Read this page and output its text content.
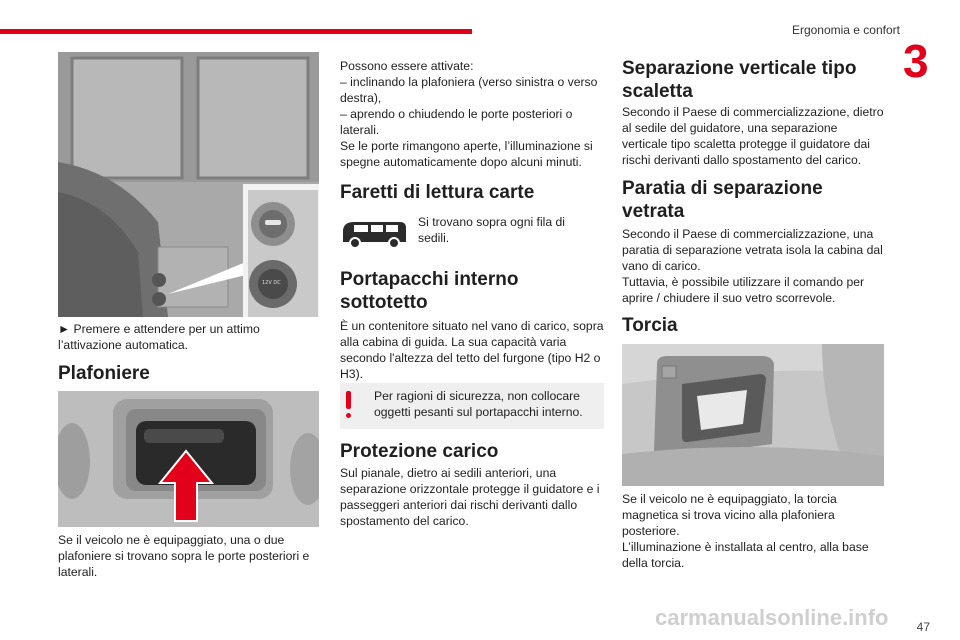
Ergonomia e confort
3
12V DC

► Premere e attendere per un attimo l’attivazione automatica.

Plafoniere

Se il veicolo ne è equipaggiato, una o due plafoniere si trovano sopra le porte posteriori e laterali.

Possono essere attivate:
– inclinando la plafoniera (verso sinistra o verso destra),
– aprendo o chiudendo le porte posteriori o laterali.
Se le porte rimangono aperte, l’illuminazione si spegne automaticamente dopo alcuni minuti.

Faretti di lettura carte

Si trovano sopra ogni fila di sedili.

Portapacchi interno sottotetto

È un contenitore situato nel vano di carico, sopra alla cabina di guida. La sua capacità varia secondo l'altezza del tetto del furgone (tipo H2 o H3).

Per ragioni di sicurezza, non collocare oggetti pesanti sul portapacchi interno.

Protezione carico

Sul pianale, dietro ai sedili anteriori, una separazione orizzontale protegge il guidatore e i passeggeri anteriori dai rischi derivanti dallo spostamento del carico.

Separazione verticale tipo scaletta

Secondo il Paese di commercializzazione, dietro al sedile del guidatore, una separazione verticale tipo scaletta protegge il guidatore dai rischi derivanti dallo spostamento del carico.

Paratia di separazione vetrata

Secondo il Paese di commercializzazione, una paratia di separazione vetrata isola la cabina dal vano di carico.
Tuttavia, è possibile utilizzare il comando per aprire / chiudere il suo vetro scorrevole.

Torcia

Se il veicolo ne è equipaggiato, la torcia magnetica si trova vicino alla plafoniera posteriore.
L’illuminazione è installata al centro, alla base della torcia.

carmanualsonline.info 47
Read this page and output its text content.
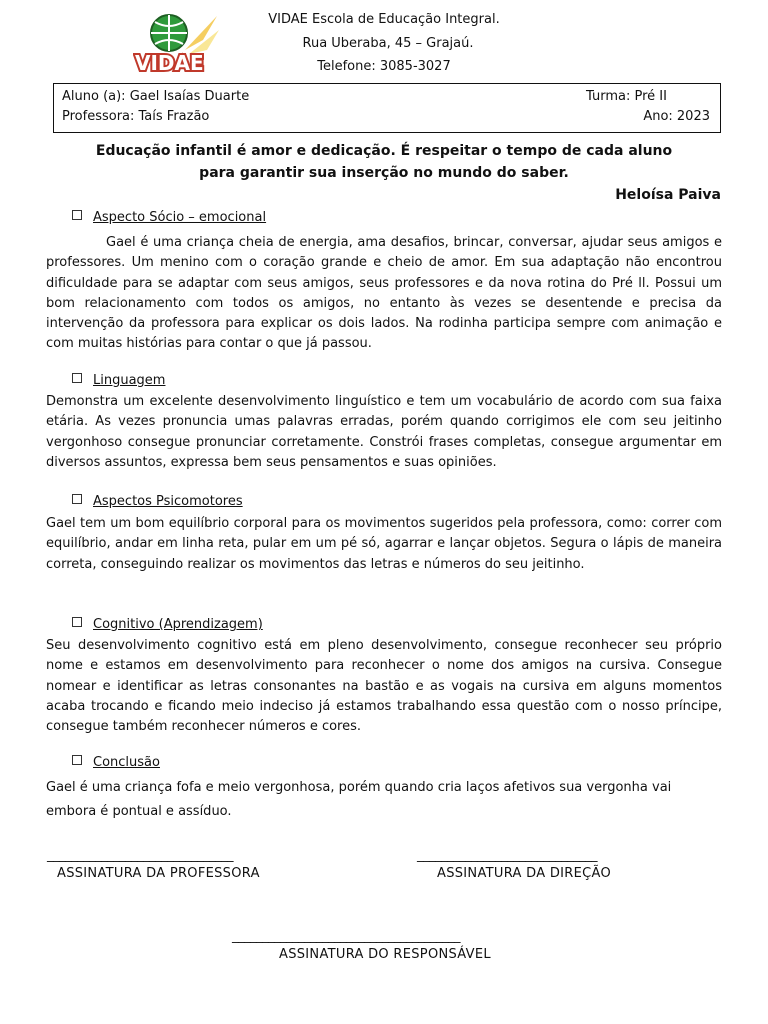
VIDAE
VIDAE Escola de Educação Integral.
Rua Uberaba, 45 – Grajaú.
Telefone: 3085-3027
Aluno (a): Gael Isaías Duarte	Turma: Pré II
Professora: Taís Frazão	Ano: 2023
Educação infantil é amor e dedicação. É respeitar o tempo de cada aluno
para garantir sua inserção no mundo do saber.
Heloísa Paiva
Aspecto Sócio – emocional

Gael é uma criança cheia de energia, ama desafios, brincar, conversar, ajudar seus amigos e professores. Um menino com o coração grande e cheio de amor. Em sua adaptação não encontrou dificuldade para se adaptar com seus amigos, seus professores e da nova rotina do Pré ll. Possui um bom relacionamento com todos os amigos, no entanto às vezes se desentende e precisa da intervenção da professora para explicar os dois lados. Na rodinha participa sempre com animação e com muitas histórias para contar o que já passou.

Linguagem

Demonstra um excelente desenvolvimento linguístico e tem um vocabulário de acordo com sua faixa etária. As vezes pronuncia umas palavras erradas, porém quando corrigimos ele com seu jeitinho vergonhoso consegue pronunciar corretamente. Constrói frases completas, consegue argumentar em diversos assuntos, expressa bem seus pensamentos e suas opiniões.

Aspectos Psicomotores

Gael tem um bom equilíbrio corporal para os movimentos sugeridos pela professora, como: correr com equilíbrio, andar em linha reta, pular em um pé só, agarrar e lançar objetos. Segura o lápis de maneira correta, conseguindo realizar os movimentos das letras e números do seu jeitinho.

Cognitivo (Aprendizagem)

Seu desenvolvimento cognitivo está em pleno desenvolvimento, consegue reconhecer seu próprio nome e estamos em desenvolvimento para reconhecer o nome dos amigos na cursiva. Consegue nomear e identificar as letras consonantes na bastão e as vogais na cursiva em alguns momentos acaba trocando e ficando meio indeciso já estamos trabalhando essa questão com o nosso príncipe, consegue também reconhecer números e cores.

Conclusão

Gael é uma criança fofa e meio vergonhosa, porém quando cria laços afetivos sua vergonha vai embora é pontual e assíduo.

_______________________________
ASSINATURA DA PROFESSORA
______________________________
ASSINATURA DA DIREÇÃO
______________________________________
ASSINATURA DO RESPONSÁVEL
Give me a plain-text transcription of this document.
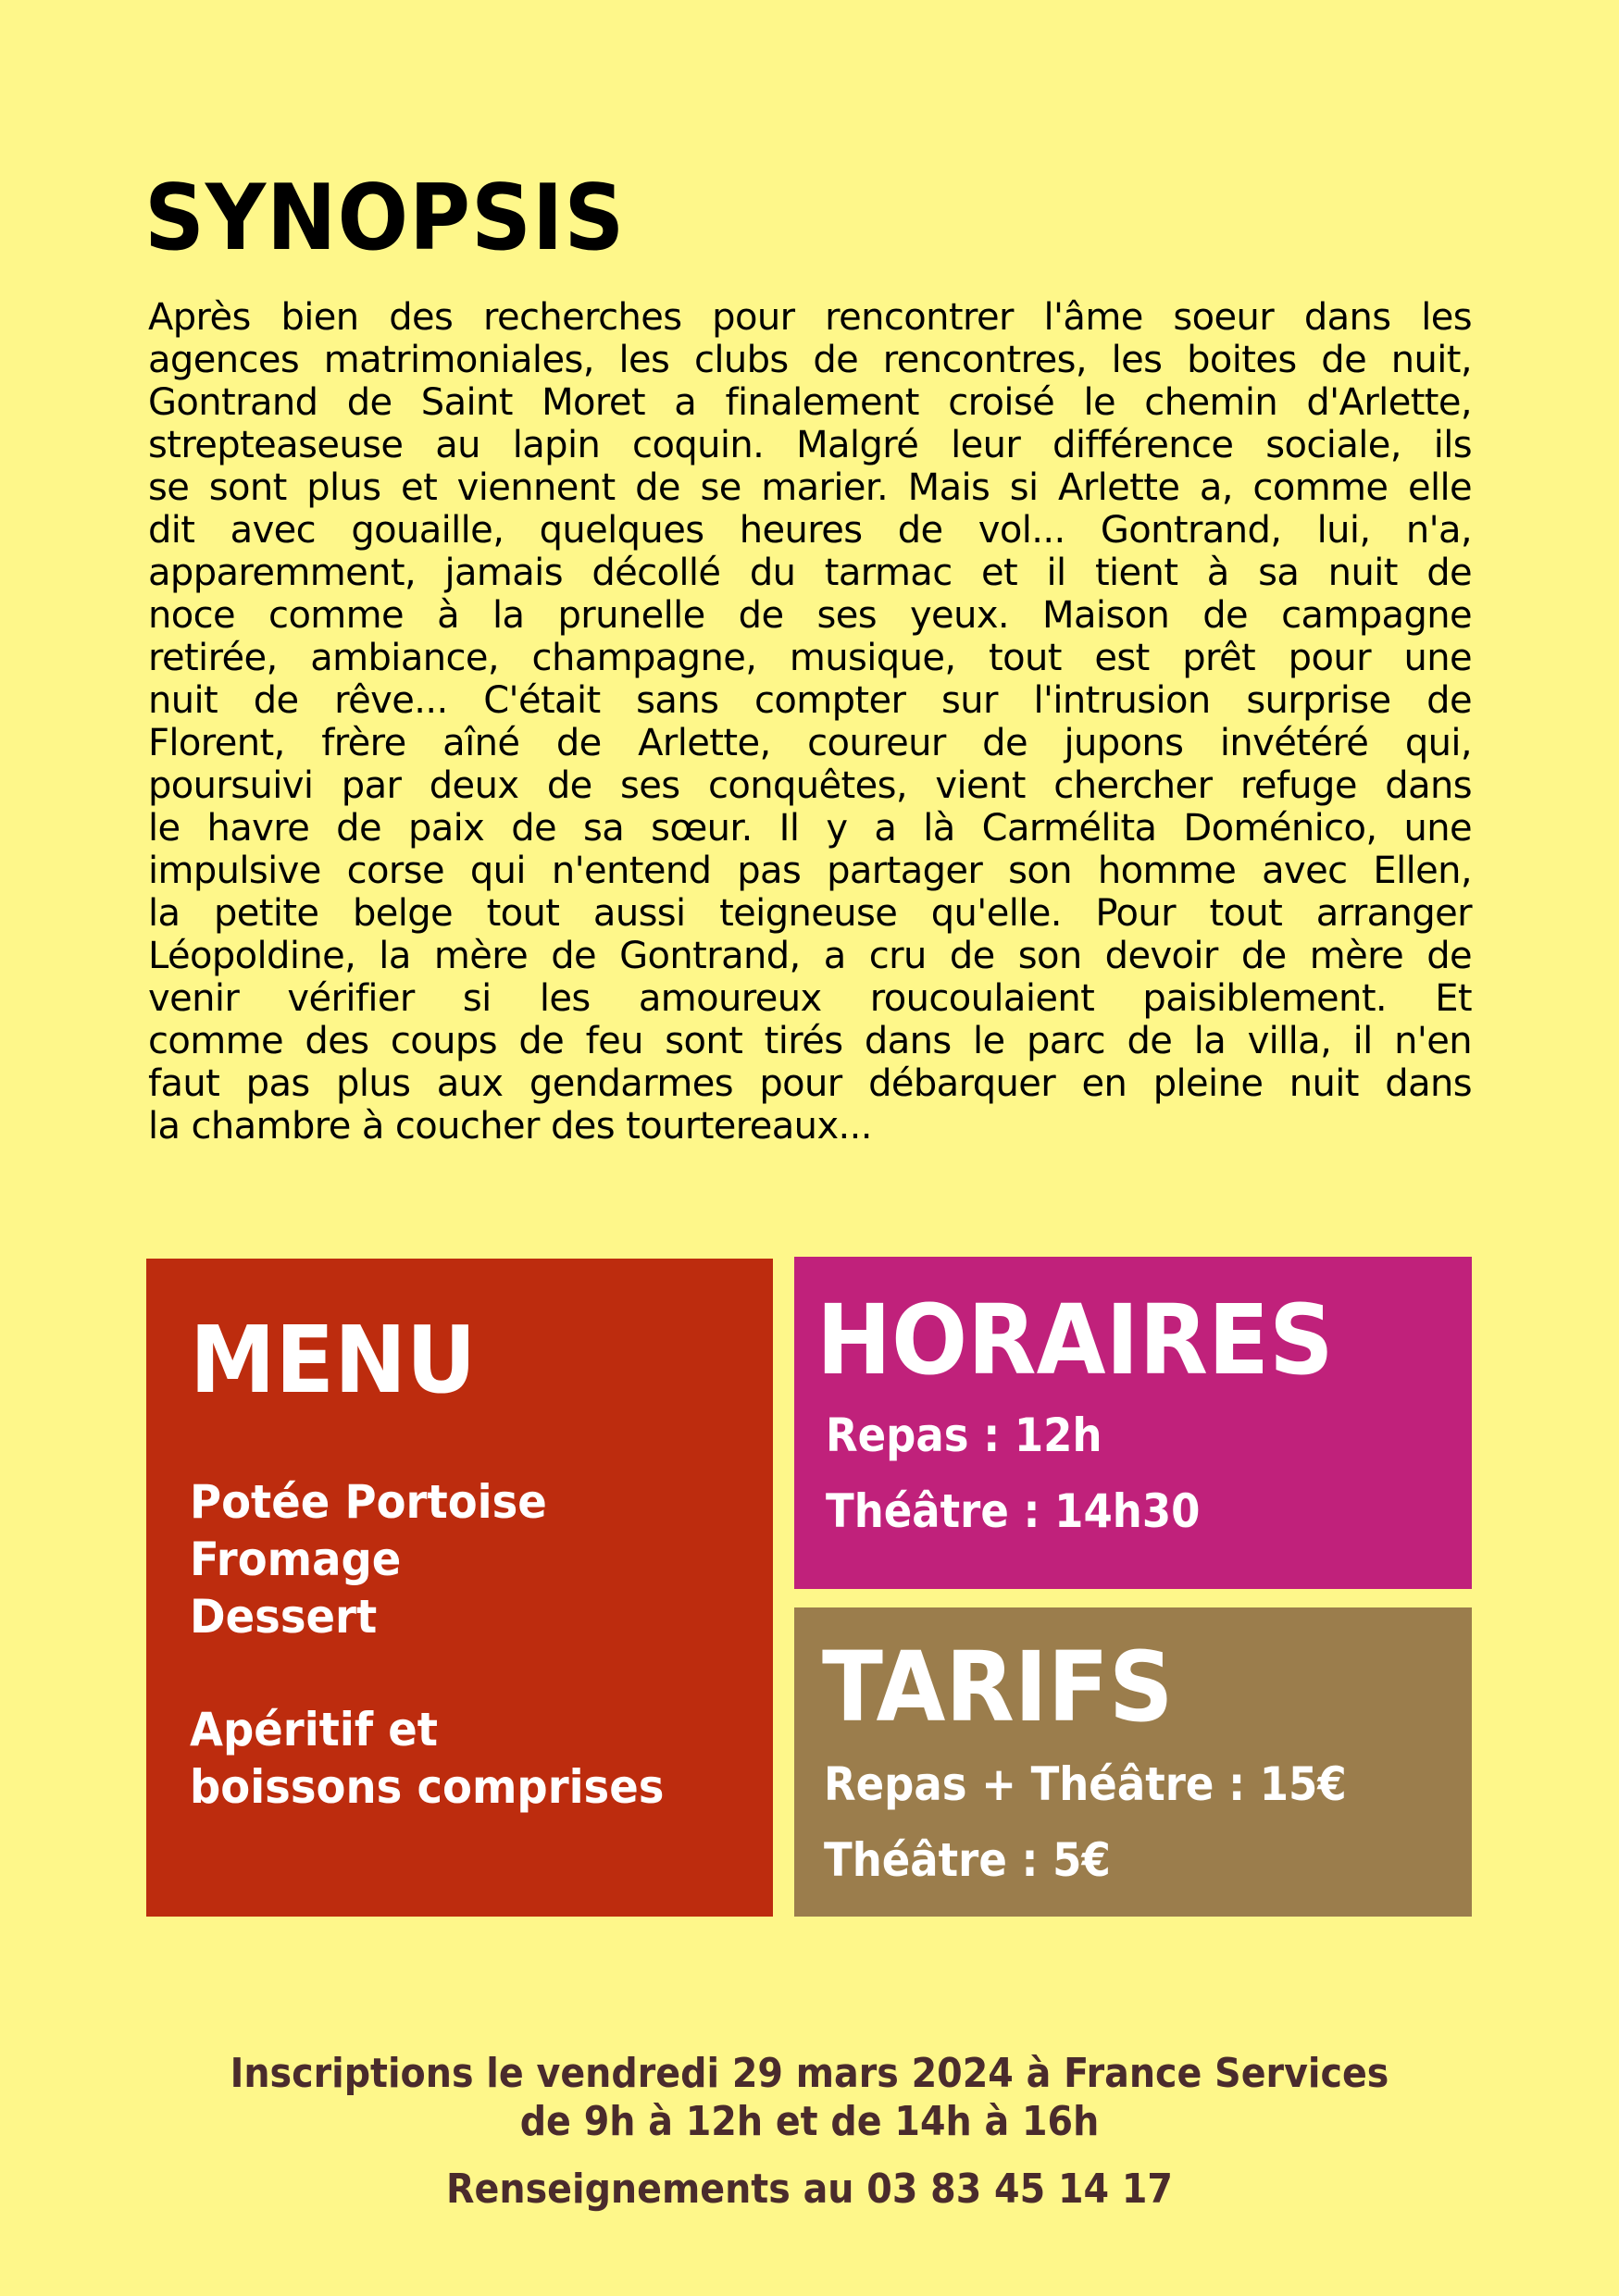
SYNOPSIS
Après bien des recherches pour rencontrer l'âme soeur dans les
agences matrimoniales, les clubs de rencontres, les boites de nuit,
Gontrand de Saint Moret a finalement croisé le chemin d'Arlette,
strepteaseuse au lapin coquin. Malgré leur différence sociale, ils
se sont plus et viennent de se marier. Mais si Arlette a, comme elle
dit avec gouaille, quelques heures de vol... Gontrand, lui, n'a,
apparemment, jamais décollé du tarmac et il tient à sa nuit de
noce comme à la prunelle de ses yeux. Maison de campagne
retirée, ambiance, champagne, musique, tout est prêt pour une
nuit de rêve... C'était sans compter sur l'intrusion surprise de
Florent, frère aîné de Arlette, coureur de jupons invétéré qui,
poursuivi par deux de ses conquêtes, vient chercher refuge dans
le havre de paix de sa sœur. Il y a là Carmélita Doménico, une
impulsive corse qui n'entend pas partager son homme avec Ellen,
la petite belge tout aussi teigneuse qu'elle. Pour tout arranger
Léopoldine, la mère de Gontrand, a cru de son devoir de mère de
venir vérifier si les amoureux roucoulaient paisiblement. Et
comme des coups de feu sont tirés dans le parc de la villa, il n'en
faut pas plus aux gendarmes pour débarquer en pleine nuit dans
la chambre à coucher des tourtereaux...
MENU
Potée Portoise
Fromage
Dessert
Apéritif et
boissons comprises
HORAIRES
Repas : 12h
Théâtre : 14h30
TARIFS
Repas + Théâtre : 15€
Théâtre : 5€
Inscriptions le vendredi 29 mars 2024 à France Services
de 9h à 12h et de 14h à 16h
Renseignements au 03 83 45 14 17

::::::

- **Direction**
Write the listing out a second time exactly, dropping all images.

- **Task output**
Read this page and output its text content.
Ergonomia e confort
3
12V DC

► Premere e attendere per un attimo l’attivazione automatica.

Plafoniere

Se il veicolo ne è equipaggiato, una o due plafoniere si trovano sopra le porte posteriori e laterali.

Possono essere attivate:
– inclinando la plafoniera (verso sinistra o verso destra),
– aprendo o chiudendo le porte posteriori o laterali.
Se le porte rimangono aperte, l’illuminazione si spegne automaticamente dopo alcuni minuti.

Faretti di lettura carte

Si trovano sopra ogni fila di sedili.

Portapacchi interno sottotetto

È un contenitore situato nel vano di carico, sopra alla cabina di guida. La sua capacità varia secondo l'altezza del tetto del furgone (tipo H2 o H3).

Per ragioni di sicurezza, non collocare oggetti pesanti sul portapacchi interno.

Protezione carico

Sul pianale, dietro ai sedili anteriori, una separazione orizzontale protegge il guidatore e i passeggeri anteriori dai rischi derivanti dallo spostamento del carico.

Separazione verticale tipo scaletta

Secondo il Paese di commercializzazione, dietro al sedile del guidatore, una separazione verticale tipo scaletta protegge il guidatore dai rischi derivanti dallo spostamento del carico.

Paratia di separazione vetrata

Secondo il Paese di commercializzazione, una paratia di separazione vetrata isola la cabina dal vano di carico.
Tuttavia, è possibile utilizzare il comando per aprire / chiudere il suo vetro scorrevole.

Torcia

Se il veicolo ne è equipaggiato, la torcia magnetica si trova vicino alla plafoniera posteriore.
L’illuminazione è installata al centro, alla base della torcia.

carmanualsonline.info 47
Read this page and output its text content.
VIDAE
VIDAE Escola de Educação Integral.
Rua Uberaba, 45 – Grajaú.
Telefone: 3085-3027
Aluno (a): Gael Isaías Duarte	Turma: Pré II
Professora: Taís Frazão	Ano: 2023
Educação infantil é amor e dedicação. É respeitar o tempo de cada aluno
para garantir sua inserção no mundo do saber.
Heloísa Paiva
Aspecto Sócio – emocional

Gael é uma criança cheia de energia, ama desafios, brincar, conversar, ajudar seus amigos e professores. Um menino com o coração grande e cheio de amor. Em sua adaptação não encontrou dificuldade para se adaptar com seus amigos, seus professores e da nova rotina do Pré ll. Possui um bom relacionamento com todos os amigos, no entanto às vezes se desentende e precisa da intervenção da professora para explicar os dois lados. Na rodinha participa sempre com animação e com muitas histórias para contar o que já passou.

Linguagem

Demonstra um excelente desenvolvimento linguístico e tem um vocabulário de acordo com sua faixa etária. As vezes pronuncia umas palavras erradas, porém quando corrigimos ele com seu jeitinho vergonhoso consegue pronunciar corretamente. Constrói frases completas, consegue argumentar em diversos assuntos, expressa bem seus pensamentos e suas opiniões.

Aspectos Psicomotores

Gael tem um bom equilíbrio corporal para os movimentos sugeridos pela professora, como: correr com equilíbrio, andar em linha reta, pular em um pé só, agarrar e lançar objetos. Segura o lápis de maneira correta, conseguindo realizar os movimentos das letras e números do seu jeitinho.

Cognitivo (Aprendizagem)

Seu desenvolvimento cognitivo está em pleno desenvolvimento, consegue reconhecer seu próprio nome e estamos em desenvolvimento para reconhecer o nome dos amigos na cursiva. Consegue nomear e identificar as letras consonantes na bastão e as vogais na cursiva em alguns momentos acaba trocando e ficando meio indeciso já estamos trabalhando essa questão com o nosso príncipe, consegue também reconhecer números e cores.

Conclusão

Gael é uma criança fofa e meio vergonhosa, porém quando cria laços afetivos sua vergonha vai embora é pontual e assíduo.

_______________________________
ASSINATURA DA PROFESSORA
______________________________
ASSINATURA DA DIREÇÃO
______________________________________
ASSINATURA DO RESPONSÁVEL
Give me a plain-text transcription of this document.
SYNOPSIS
Après bien des recherches pour rencontrer l'âme soeur dans les
agences matrimoniales, les clubs de rencontres, les boites de nuit,
Gontrand de Saint Moret a finalement croisé le chemin d'Arlette,
strepteaseuse au lapin coquin. Malgré leur différence sociale, ils
se sont plus et viennent de se marier. Mais si Arlette a, comme elle
dit avec gouaille, quelques heures de vol... Gontrand, lui, n'a,
apparemment, jamais décollé du tarmac et il tient à sa nuit de
noce comme à la prunelle de ses yeux. Maison de campagne
retirée, ambiance, champagne, musique, tout est prêt pour une
nuit de rêve... C'était sans compter sur l'intrusion surprise de
Florent, frère aîné de Arlette, coureur de jupons invétéré qui,
poursuivi par deux de ses conquêtes, vient chercher refuge dans
le havre de paix de sa sœur. Il y a là Carmélita Doménico, une
impulsive corse qui n'entend pas partager son homme avec Ellen,
la petite belge tout aussi teigneuse qu'elle. Pour tout arranger
Léopoldine, la mère de Gontrand, a cru de son devoir de mère de
venir vérifier si les amoureux roucoulaient paisiblement. Et
comme des coups de feu sont tirés dans le parc de la villa, il n'en
faut pas plus aux gendarmes pour débarquer en pleine nuit dans
la chambre à coucher des tourtereaux...
MENU
Potée Portoise
Fromage
Dessert
Apéritif et
boissons comprises
HORAIRES
Repas : 12h
Théâtre : 14h30
TARIFS
Repas + Théâtre : 15€
Théâtre : 5€
Inscriptions le vendredi 29 mars 2024 à France Services
de 9h à 12h et de 14h à 16h
Renseignements au 03 83 45 14 17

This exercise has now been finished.